WRITTEN EXERCISE: Pictures do not belong in your copy. Repeat all the other data exactly.

SUPPLIED DATA:
Begin
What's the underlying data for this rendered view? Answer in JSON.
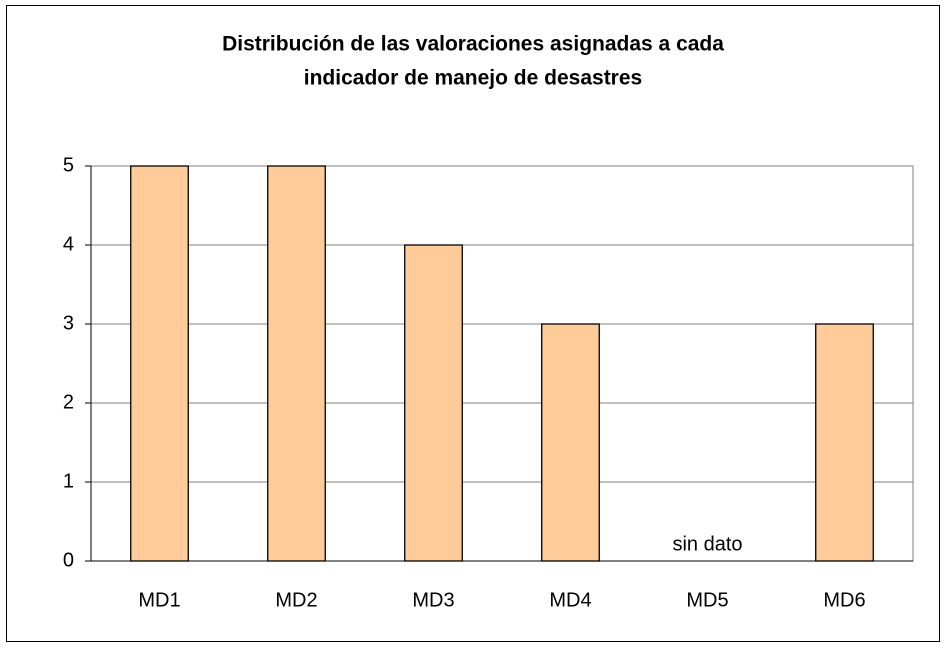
{
  "chart_data": {
    "type": "bar",
    "title": [
      "Distribución de las valoraciones asignadas a cada",
      "indicador de manejo de desastres"
    ],
    "categories": [
      "MD1",
      "MD2",
      "MD3",
      "MD4",
      "MD5",
      "MD6"
    ],
    "values": [
      5,
      5,
      4,
      3,
      null,
      3
    ],
    "color": "#ffcc99",
    "ylim": [
      0,
      5
    ],
    "yticks": [
      0,
      1,
      2,
      3,
      4,
      5
    ],
    "grid": true,
    "annotations": [
      {
        "text": "sin dato",
        "category": "MD5"
      }
    ]
  }
}
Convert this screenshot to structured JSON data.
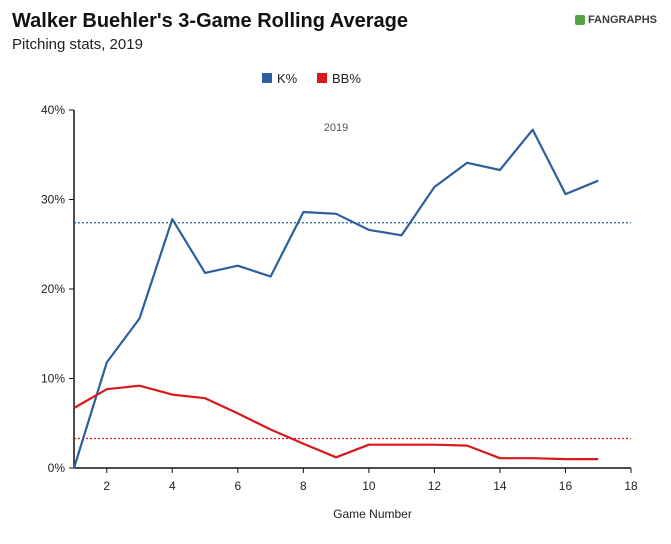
{
  "header": {
    "title": "Walker Buehler's 3-Game Rolling Average",
    "subtitle": "Pitching stats, 2019",
    "brand": "FANGRAPHS"
  },
  "chart_data": {
    "type": "line",
    "title": "Walker Buehler's 3-Game Rolling Average",
    "subtitle": "Pitching stats, 2019",
    "xlabel": "Game Number",
    "ylabel": "",
    "xlim": [
      1,
      18
    ],
    "ylim": [
      0,
      40
    ],
    "x_ticks": [
      2,
      4,
      6,
      8,
      10,
      12,
      14,
      16,
      18
    ],
    "y_ticks": [
      0,
      10,
      20,
      30,
      40
    ],
    "y_tick_labels": [
      "0%",
      "10%",
      "20%",
      "30%",
      "40%"
    ],
    "annotation": "2019",
    "legend_position": "top-center",
    "series": [
      {
        "name": "K%",
        "color": "#2d5f9a",
        "x": [
          1,
          2,
          3,
          4,
          5,
          6,
          7,
          8,
          9,
          10,
          11,
          12,
          13,
          14,
          15,
          16,
          17
        ],
        "values": [
          0,
          11.8,
          16.7,
          27.8,
          21.8,
          22.6,
          21.4,
          28.6,
          28.4,
          26.6,
          26.0,
          31.4,
          34.1,
          33.3,
          37.8,
          30.6,
          32.1
        ],
        "average": 27.4
      },
      {
        "name": "BB%",
        "color": "#d7191c",
        "x": [
          1,
          2,
          3,
          4,
          5,
          6,
          7,
          8,
          9,
          10,
          11,
          12,
          13,
          14,
          15,
          16,
          17
        ],
        "values": [
          6.7,
          8.8,
          9.2,
          8.2,
          7.8,
          6.1,
          4.3,
          2.7,
          1.2,
          2.6,
          2.6,
          2.6,
          2.5,
          1.1,
          1.1,
          1.0,
          1.0
        ],
        "average": 3.3
      }
    ]
  }
}
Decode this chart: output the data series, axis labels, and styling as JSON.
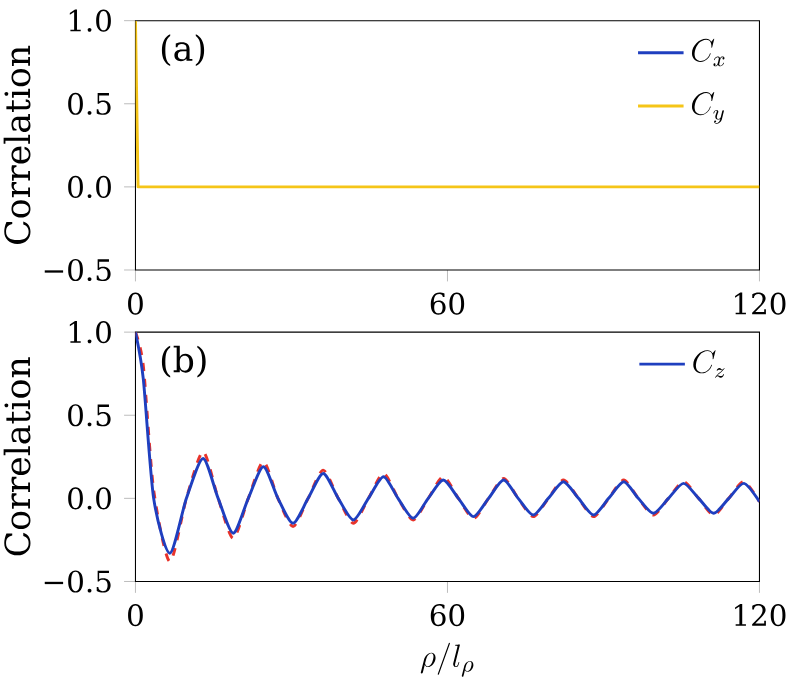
{
  "chart_data": [
    {
      "type": "line",
      "ylabel": "Correlation",
      "annotations": [
        "(a)"
      ],
      "xlim": [
        0,
        120
      ],
      "ylim": [
        -0.5,
        1.0
      ],
      "xticks": [
        0,
        60,
        120
      ],
      "yticks": [
        {
          "value": -0.5,
          "label": "−0.5"
        },
        {
          "value": 0.0,
          "label": "0.0"
        },
        {
          "value": 0.5,
          "label": "0.5"
        },
        {
          "value": 1.0,
          "label": "1.0"
        }
      ],
      "legend": "top right",
      "grid": false,
      "series": [
        {
          "name": "C_x",
          "color": "#1f3fbf",
          "values": [
            null
          ]
        },
        {
          "name": "C_y",
          "color": "#f5c518",
          "x": [
            0,
            0.5,
            120
          ],
          "values": [
            1.0,
            0.0,
            0.0
          ]
        }
      ]
    },
    {
      "type": "line",
      "ylabel": "Correlation",
      "xlabel": "\\rho/l_\\rho",
      "annotations": [
        "(b)"
      ],
      "xlim": [
        0,
        120
      ],
      "ylim": [
        -0.5,
        1.0
      ],
      "xticks": [
        0,
        60,
        120
      ],
      "yticks": [
        {
          "value": -0.5,
          "label": "−0.5"
        },
        {
          "value": 0.0,
          "label": "0.0"
        },
        {
          "value": 0.5,
          "label": "0.5"
        },
        {
          "value": 1.0,
          "label": "1.0"
        }
      ],
      "legend": "top right",
      "grid": false,
      "series": [
        {
          "color": "#e8332a",
          "line_style": "dashed",
          "x": [
            0,
            1.5,
            3.5,
            6.6,
            9.8,
            13.0,
            15.9,
            18.8,
            21.7,
            24.6,
            27.4,
            30.3,
            33.2,
            36.1,
            39.0,
            41.9,
            44.8,
            47.7,
            50.5,
            53.4,
            56.3,
            59.2,
            62.1,
            65.0,
            67.9,
            70.8,
            73.6,
            76.5,
            79.4,
            82.3,
            85.2,
            88.1,
            91.0,
            93.9,
            96.7,
            99.6,
            102.5,
            105.4,
            108.3,
            111.2,
            114.1,
            117.0,
            120
          ],
          "values": [
            1.0,
            0.8,
            0.05,
            -0.38,
            0.0,
            0.28,
            0.0,
            -0.24,
            0.0,
            0.22,
            0.0,
            -0.17,
            0.0,
            0.17,
            0.0,
            -0.15,
            0.0,
            0.15,
            0.0,
            -0.13,
            0.0,
            0.13,
            0.0,
            -0.12,
            0.0,
            0.12,
            0.0,
            -0.11,
            0.0,
            0.11,
            0.0,
            -0.11,
            0.0,
            0.11,
            0.0,
            -0.1,
            0.0,
            0.1,
            0.0,
            -0.1,
            0.0,
            0.1,
            -0.02
          ]
        },
        {
          "name": "C_z",
          "color": "#1f3fbf",
          "line_style": "solid",
          "x": [
            0,
            1.5,
            3.5,
            6.6,
            9.8,
            13.0,
            15.9,
            18.8,
            21.7,
            24.6,
            27.4,
            30.3,
            33.2,
            36.1,
            39.0,
            41.9,
            44.8,
            47.7,
            50.5,
            53.4,
            56.3,
            59.2,
            62.1,
            65.0,
            67.9,
            70.8,
            73.6,
            76.5,
            79.4,
            82.3,
            85.2,
            88.1,
            91.0,
            93.9,
            96.7,
            99.6,
            102.5,
            105.4,
            108.3,
            111.2,
            114.1,
            117.0,
            120
          ],
          "values": [
            1.0,
            0.72,
            0.0,
            -0.33,
            0.0,
            0.24,
            0.0,
            -0.21,
            0.0,
            0.19,
            0.0,
            -0.15,
            0.0,
            0.15,
            0.0,
            -0.13,
            0.0,
            0.13,
            0.0,
            -0.12,
            0.0,
            0.11,
            0.0,
            -0.11,
            0.0,
            0.11,
            0.0,
            -0.1,
            0.0,
            0.1,
            0.0,
            -0.1,
            0.0,
            0.1,
            0.0,
            -0.09,
            0.0,
            0.09,
            0.0,
            -0.09,
            0.0,
            0.09,
            -0.02
          ]
        }
      ]
    }
  ]
}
End
FINAL RESULT:
What's the underlying data for this rendered view? Answer in JSON.
{
  "chart_data": {
    "type": "bar",
    "title": [
      "Distribución de las valoraciones asignadas a cada",
      "indicador de manejo de desastres"
    ],
    "categories": [
      "MD1",
      "MD2",
      "MD3",
      "MD4",
      "MD5",
      "MD6"
    ],
    "values": [
      5,
      5,
      4,
      3,
      null,
      3
    ],
    "color": "#ffcc99",
    "ylim": [
      0,
      5
    ],
    "yticks": [
      0,
      1,
      2,
      3,
      4,
      5
    ],
    "grid": true,
    "annotations": [
      {
        "text": "sin dato",
        "category": "MD5"
      }
    ]
  }
}
Convert this screenshot to structured JSON data.
{
  "header": {
    "title": "Walker Buehler's 3-Game Rolling Average",
    "subtitle": "Pitching stats, 2019",
    "brand": "FANGRAPHS"
  },
  "chart_data": {
    "type": "line",
    "title": "Walker Buehler's 3-Game Rolling Average",
    "subtitle": "Pitching stats, 2019",
    "xlabel": "Game Number",
    "ylabel": "",
    "xlim": [
      1,
      18
    ],
    "ylim": [
      0,
      40
    ],
    "x_ticks": [
      2,
      4,
      6,
      8,
      10,
      12,
      14,
      16,
      18
    ],
    "y_ticks": [
      0,
      10,
      20,
      30,
      40
    ],
    "y_tick_labels": [
      "0%",
      "10%",
      "20%",
      "30%",
      "40%"
    ],
    "annotation": "2019",
    "legend_position": "top-center",
    "series": [
      {
        "name": "K%",
        "color": "#2d5f9a",
        "x": [
          1,
          2,
          3,
          4,
          5,
          6,
          7,
          8,
          9,
          10,
          11,
          12,
          13,
          14,
          15,
          16,
          17
        ],
        "values": [
          0,
          11.8,
          16.7,
          27.8,
          21.8,
          22.6,
          21.4,
          28.6,
          28.4,
          26.6,
          26.0,
          31.4,
          34.1,
          33.3,
          37.8,
          30.6,
          32.1
        ],
        "average": 27.4
      },
      {
        "name": "BB%",
        "color": "#d7191c",
        "x": [
          1,
          2,
          3,
          4,
          5,
          6,
          7,
          8,
          9,
          10,
          11,
          12,
          13,
          14,
          15,
          16,
          17
        ],
        "values": [
          6.7,
          8.8,
          9.2,
          8.2,
          7.8,
          6.1,
          4.3,
          2.7,
          1.2,
          2.6,
          2.6,
          2.6,
          2.5,
          1.1,
          1.1,
          1.0,
          1.0
        ],
        "average": 3.3
      }
    ]
  }
}
Decode this chart: output the data series, axis labels, and styling as JSON.
{
  "chart_data": [
    {
      "type": "line",
      "ylabel": "Correlation",
      "annotations": [
        "(a)"
      ],
      "xlim": [
        0,
        120
      ],
      "ylim": [
        -0.5,
        1.0
      ],
      "xticks": [
        0,
        60,
        120
      ],
      "yticks": [
        {
          "value": -0.5,
          "label": "−0.5"
        },
        {
          "value": 0.0,
          "label": "0.0"
        },
        {
          "value": 0.5,
          "label": "0.5"
        },
        {
          "value": 1.0,
          "label": "1.0"
        }
      ],
      "legend": "top right",
      "grid": false,
      "series": [
        {
          "name": "C_x",
          "color": "#1f3fbf",
          "values": [
            null
          ]
        },
        {
          "name": "C_y",
          "color": "#f5c518",
          "x": [
            0,
            0.5,
            120
          ],
          "values": [
            1.0,
            0.0,
            0.0
          ]
        }
      ]
    },
    {
      "type": "line",
      "ylabel": "Correlation",
      "xlabel": "\\rho/l_\\rho",
      "annotations": [
        "(b)"
      ],
      "xlim": [
        0,
        120
      ],
      "ylim": [
        -0.5,
        1.0
      ],
      "xticks": [
        0,
        60,
        120
      ],
      "yticks": [
        {
          "value": -0.5,
          "label": "−0.5"
        },
        {
          "value": 0.0,
          "label": "0.0"
        },
        {
          "value": 0.5,
          "label": "0.5"
        },
        {
          "value": 1.0,
          "label": "1.0"
        }
      ],
      "legend": "top right",
      "grid": false,
      "series": [
        {
          "color": "#e8332a",
          "line_style": "dashed",
          "x": [
            0,
            1.5,
            3.5,
            6.6,
            9.8,
            13.0,
            15.9,
            18.8,
            21.7,
            24.6,
            27.4,
            30.3,
            33.2,
            36.1,
            39.0,
            41.9,
            44.8,
            47.7,
            50.5,
            53.4,
            56.3,
            59.2,
            62.1,
            65.0,
            67.9,
            70.8,
            73.6,
            76.5,
            79.4,
            82.3,
            85.2,
            88.1,
            91.0,
            93.9,
            96.7,
            99.6,
            102.5,
            105.4,
            108.3,
            111.2,
            114.1,
            117.0,
            120
          ],
          "values": [
            1.0,
            0.8,
            0.05,
            -0.38,
            0.0,
            0.28,
            0.0,
            -0.24,
            0.0,
            0.22,
            0.0,
            -0.17,
            0.0,
            0.17,
            0.0,
            -0.15,
            0.0,
            0.15,
            0.0,
            -0.13,
            0.0,
            0.13,
            0.0,
            -0.12,
            0.0,
            0.12,
            0.0,
            -0.11,
            0.0,
            0.11,
            0.0,
            -0.11,
            0.0,
            0.11,
            0.0,
            -0.1,
            0.0,
            0.1,
            0.0,
            -0.1,
            0.0,
            0.1,
            -0.02
          ]
        },
        {
          "name": "C_z",
          "color": "#1f3fbf",
          "line_style": "solid",
          "x": [
            0,
            1.5,
            3.5,
            6.6,
            9.8,
            13.0,
            15.9,
            18.8,
            21.7,
            24.6,
            27.4,
            30.3,
            33.2,
            36.1,
            39.0,
            41.9,
            44.8,
            47.7,
            50.5,
            53.4,
            56.3,
            59.2,
            62.1,
            65.0,
            67.9,
            70.8,
            73.6,
            76.5,
            79.4,
            82.3,
            85.2,
            88.1,
            91.0,
            93.9,
            96.7,
            99.6,
            102.5,
            105.4,
            108.3,
            111.2,
            114.1,
            117.0,
            120
          ],
          "values": [
            1.0,
            0.72,
            0.0,
            -0.33,
            0.0,
            0.24,
            0.0,
            -0.21,
            0.0,
            0.19,
            0.0,
            -0.15,
            0.0,
            0.15,
            0.0,
            -0.13,
            0.0,
            0.13,
            0.0,
            -0.12,
            0.0,
            0.11,
            0.0,
            -0.11,
            0.0,
            0.11,
            0.0,
            -0.1,
            0.0,
            0.1,
            0.0,
            -0.1,
            0.0,
            0.1,
            0.0,
            -0.09,
            0.0,
            0.09,
            0.0,
            -0.09,
            0.0,
            0.09,
            -0.02
          ]
        }
      ]
    }
  ]
}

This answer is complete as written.